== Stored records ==
'''

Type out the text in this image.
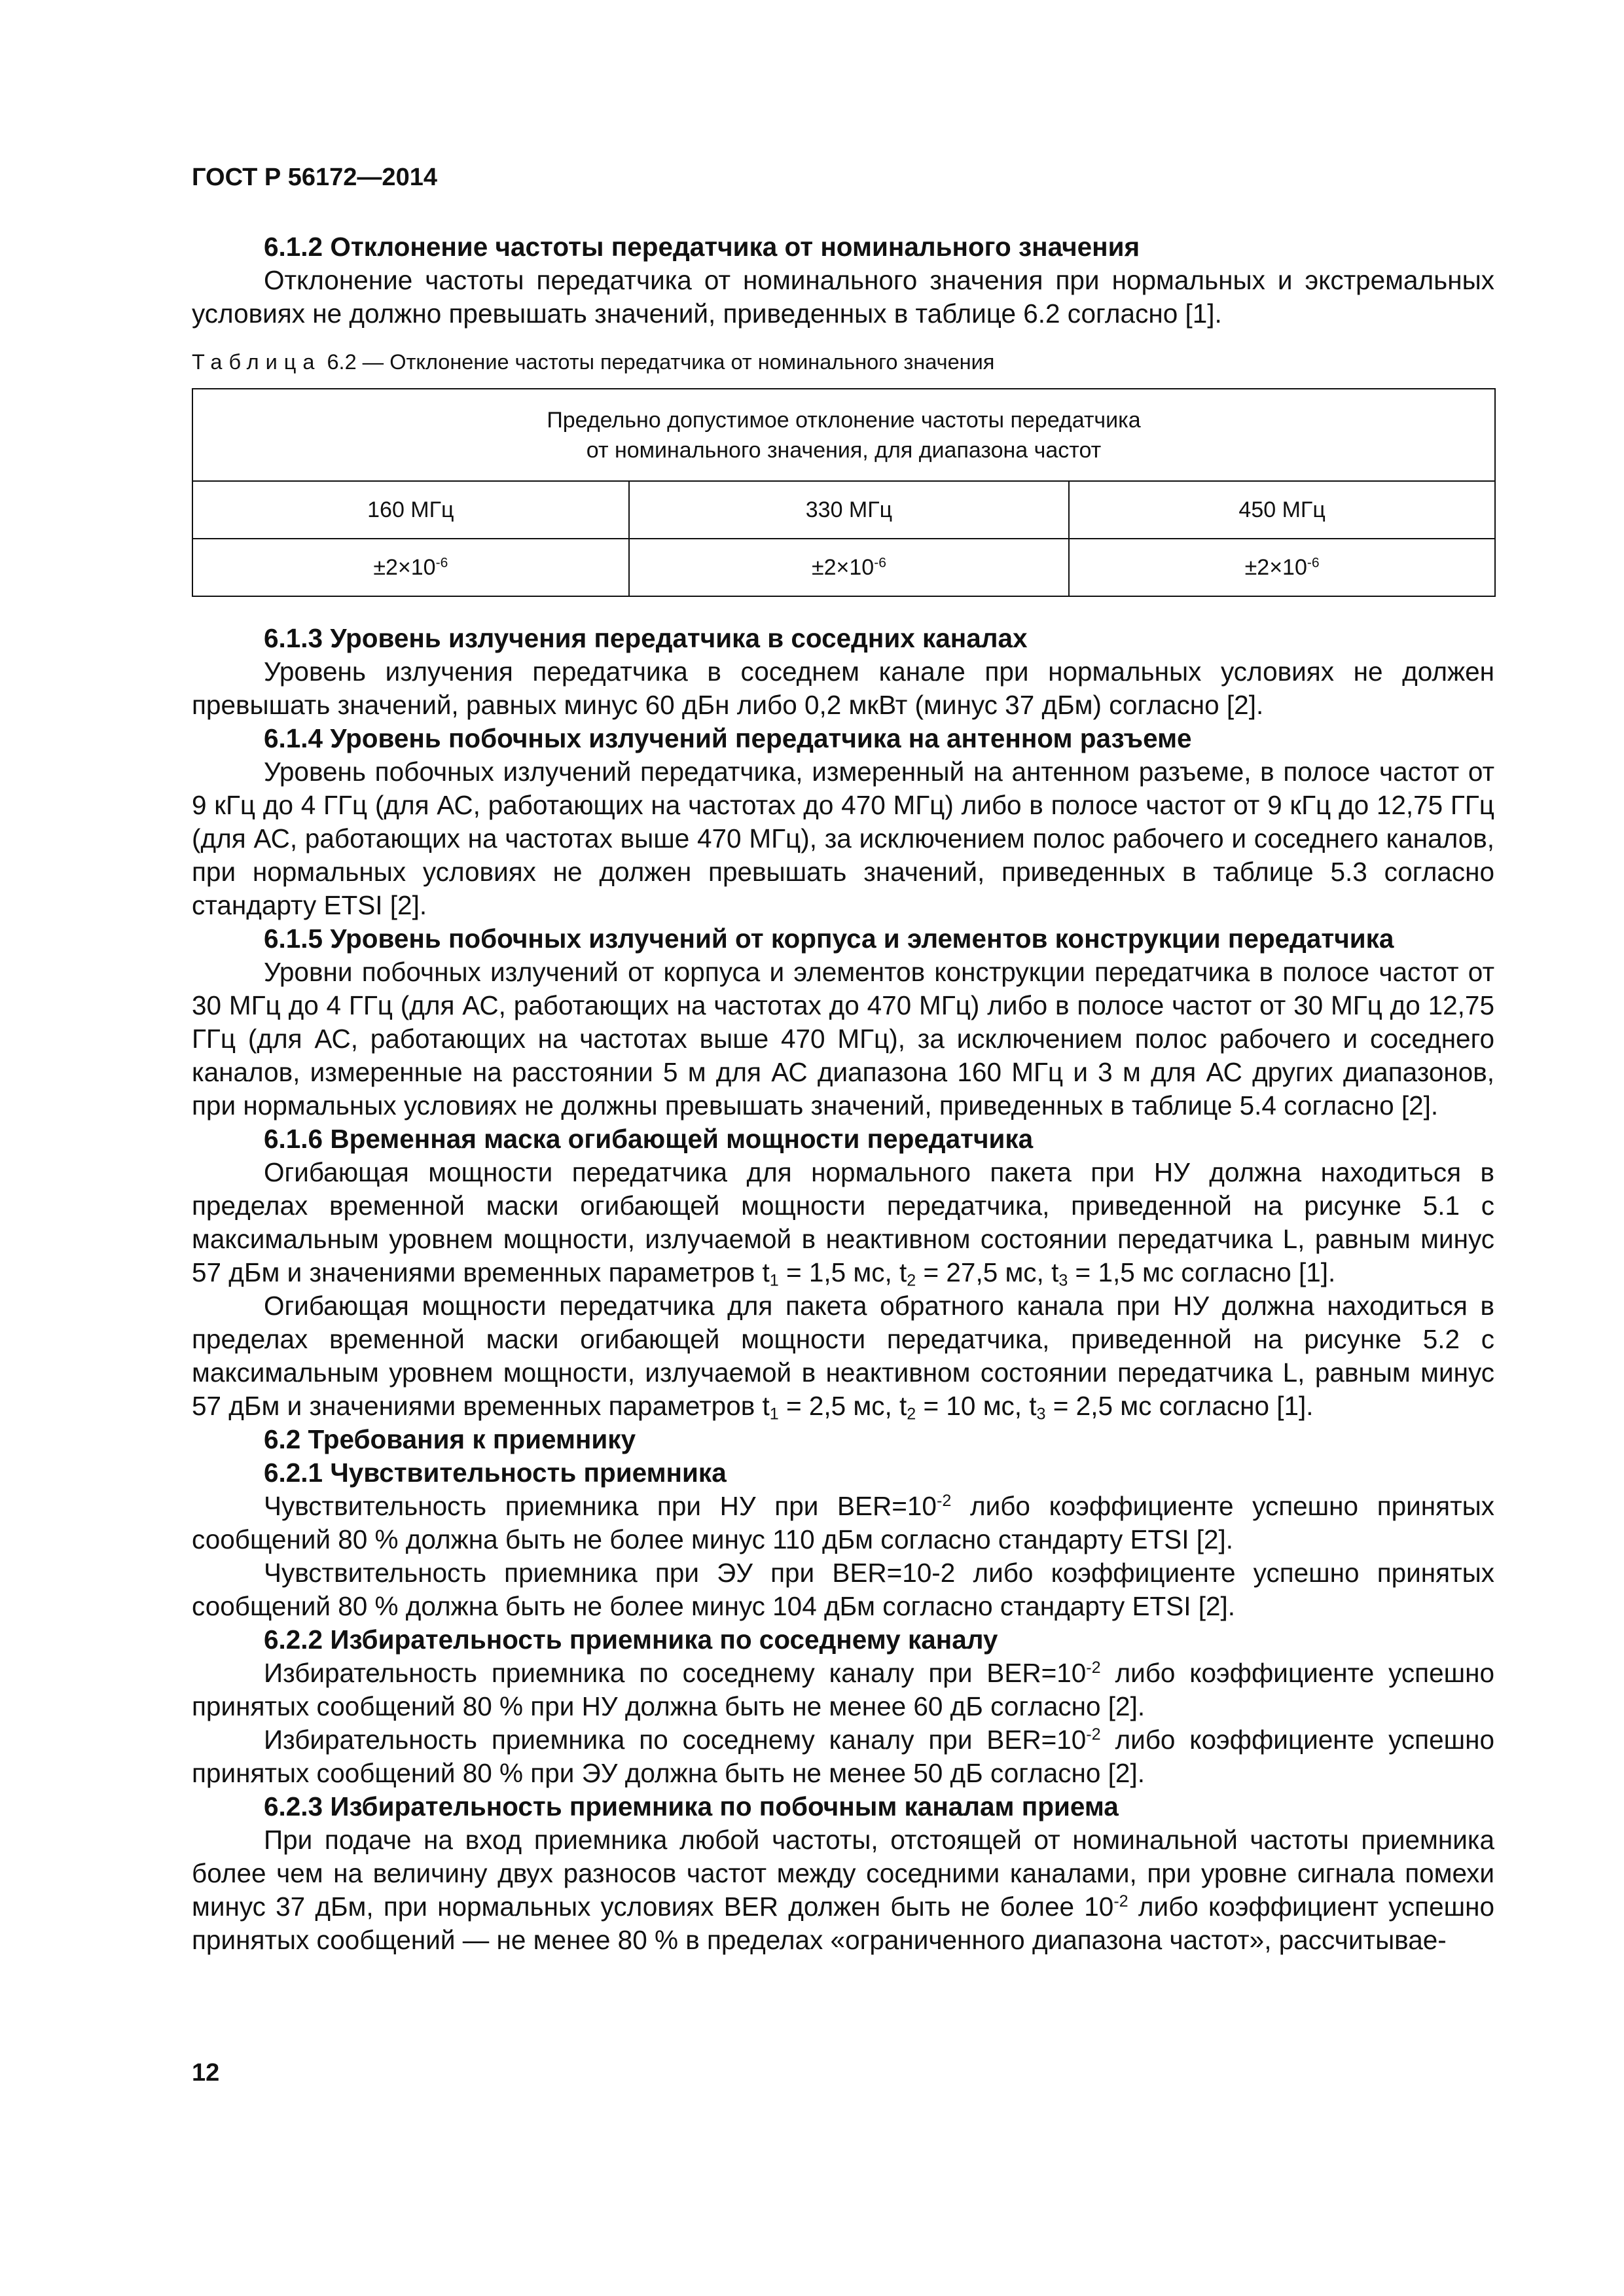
ГОСТ Р 56172—2014
6.1.2 Отклонение частоты передатчика от номинального значения

Отклонение частоты передатчика от номинального значения при нормальных и экстремальных условиях не должно превышать значений, приведенных в таблице 6.2 согласно [1].

Таблица 6.2 — Отклонение частоты передатчика от номинального значения
Предельно допустимое отклонение частоты передатчика
от номинального значения, для диапазона частот		

160 МГц	330 МГц	450 МГц
$\pm 2\times 10^{-6}$	$\pm 2\times 10^{-6}$	$\pm 2\times 10^{-6}$
6.1.3 Уровень излучения передатчика в соседних каналах

Уровень излучения передатчика в соседнем канале при нормальных условиях не должен превышать значений, равных минус 60 дБн либо 0,2 мкВт (минус 37 дБм) согласно [2].

6.1.4 Уровень побочных излучений передатчика на антенном разъеме

Уровень побочных излучений передатчика, измеренный на антенном разъеме, в полосе частот от 9 кГц до 4 ГГц (для АС, работающих на частотах до 470 МГц) либо в полосе частот от 9 кГц до 12,75 ГГц (для АС, работающих на частотах выше 470 МГц), за исключением полос рабочего и соседнего каналов, при нормальных условиях не должен превышать значений, приведенных в таблице 5.3 согласно стандарту ETSI [2].

6.1.5 Уровень побочных излучений от корпуса и элементов конструкции передатчика

Уровни побочных излучений от корпуса и элементов конструкции передатчика в полосе частот от 30 МГц до 4 ГГц (для АС, работающих на частотах до 470 МГц) либо в полосе частот от 30 МГц до 12,75 ГГц (для АС, работающих на частотах выше 470 МГц), за исключением полос рабочего и соседнего каналов, измеренные на расстоянии 5 м для АС диапазона 160 МГц и 3 м для АС других диапазонов, при нормальных условиях не должны превышать значений, приведенных в таблице 5.4 согласно [2].

6.1.6 Временная маска огибающей мощности передатчика

Огибающая мощности передатчика для нормального пакета при НУ должна находиться в пределах временной маски огибающей мощности передатчика, приведенной на рисунке 5.1 с максимальным уровнем мощности, излучаемой в неактивном состоянии передатчика L, равным минус 57 дБм и значениями временных параметров $t_1 = 1,5$ мс, $t_2 = 27,5$ мс, $t_3 = 1,5$ мс согласно [1].

Огибающая мощности передатчика для пакета обратного канала при НУ должна находиться в пределах временной маски огибающей мощности передатчика, приведенной на рисунке 5.2 с максимальным уровнем мощности, излучаемой в неактивном состоянии передатчика L, равным минус 57 дБм и значениями временных параметров $t_1 = 2,5$ мс, $t_2 = 10$ мс, $t_3 = 2,5$ мс согласно [1].

6.2 Требования к приемнику
6.2.1 Чувствительность приемника

Чувствительность приемника при НУ при $BER=10^{-2}$ либо коэффициенте успешно принятых сообщений 80 % должна быть не более минус 110 дБм согласно стандарту ETSI [2].

Чувствительность приемника при ЭУ при BER=10-2 либо коэффициенте успешно принятых сообщений 80 % должна быть не более минус 104 дБм согласно стандарту ETSI [2].

6.2.2 Избирательность приемника по соседнему каналу

Избирательность приемника по соседнему каналу при $BER=10^{-2}$ либо коэффициенте успешно принятых сообщений 80 % при НУ должна быть не менее 60 дБ согласно [2].

Избирательность приемника по соседнему каналу при $BER=10^{-2}$ либо коэффициенте успешно принятых сообщений 80 % при ЭУ должна быть не менее 50 дБ согласно [2].

6.2.3 Избирательность приемника по побочным каналам приема

При подаче на вход приемника любой частоты, отстоящей от номинальной частоты приемника более чем на величину двух разносов частот между соседними каналами, при уровне сигнала помехи минус 37 дБм, при нормальных условиях BER должен быть не более $10^{-2}$ либо коэффициент успешно принятых сообщений — не менее 80 % в пределах «ограниченного диапазона частот», рассчитывае-

12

'''

Copy every line of the data that holds the string "номинального".

== TASK OUTPUT ==
6.1.2 Отклонение частоты передатчика от номинального значения
Отклонение частоты передатчика от номинального значения при нормальных и экстремальных условиях не должно превышать значений, приведенных в таблице 6.2 согласно [1].
Таблица 6.2 — Отклонение частоты передатчика от номинального значения
от номинального значения, для диапазона частот		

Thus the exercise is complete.